§ GOAL: Gather all lines with the word "this" in them.

§ DATA:
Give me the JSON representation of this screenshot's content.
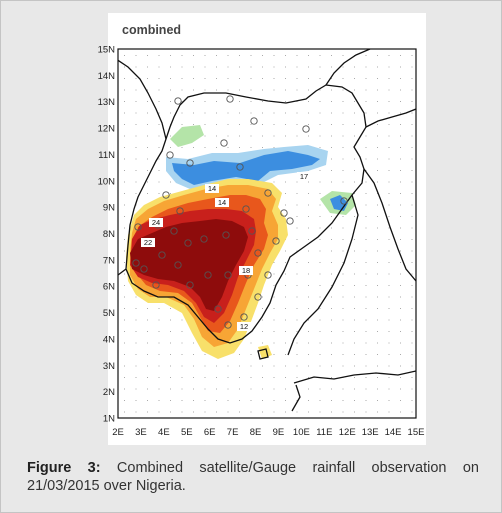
{
  "map": {
    "title": "combined",
    "lat_labels": [
      "15N",
      "14N",
      "13N",
      "12N",
      "11N",
      "10N",
      "9N",
      "8N",
      "7N",
      "6N",
      "5N",
      "4N",
      "3N",
      "2N",
      "1N"
    ],
    "lon_labels": [
      "2E",
      "3E",
      "4E",
      "5E",
      "6E",
      "7E",
      "8E",
      "9E",
      "10E",
      "11E",
      "12E",
      "13E",
      "14E",
      "15E"
    ],
    "lon_range": [
      2,
      15
    ],
    "lat_range": [
      1,
      15
    ],
    "station_values": [
      "17",
      "14",
      "14",
      "24",
      "22",
      "18",
      "12"
    ],
    "colors": {
      "light_green": "#b4e4a8",
      "light_blue": "#a8d4f0",
      "blue": "#3c8ee0",
      "yellow": "#f8e06a",
      "orange": "#f7a535",
      "dark_orange": "#e8571c",
      "red": "#c8201c",
      "dark_red": "#8e0c0c"
    }
  },
  "caption": {
    "label": "Figure 3:",
    "text": " Combined satellite/Gauge rainfall observation on 21/03/2015 over Nigeria."
  }
}
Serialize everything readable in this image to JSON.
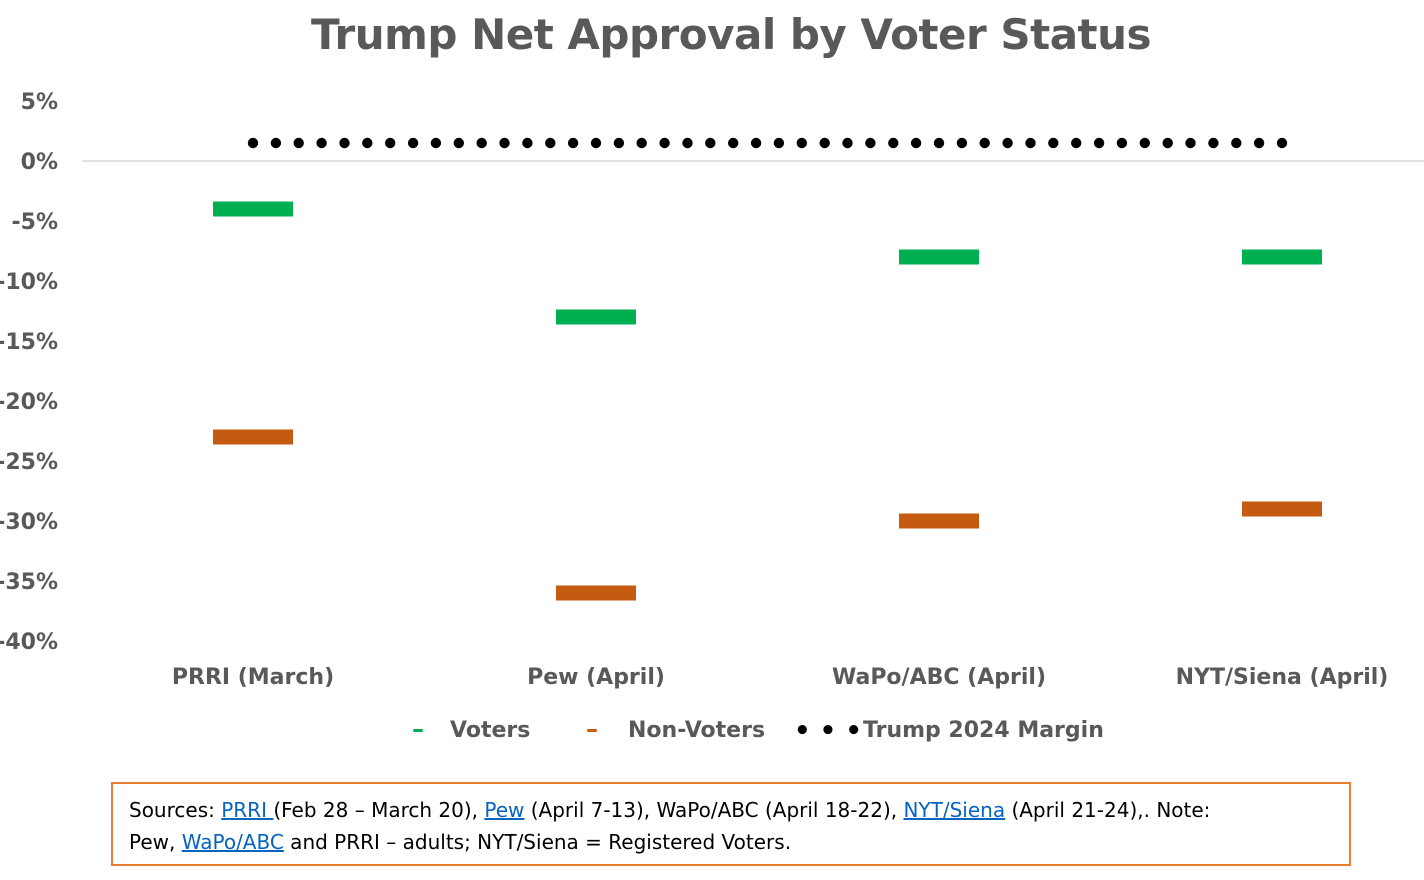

§ THE RESPONSE:
Give me the JSON representation of this screenshot's content.
Serialize everything readable in this image to JSON.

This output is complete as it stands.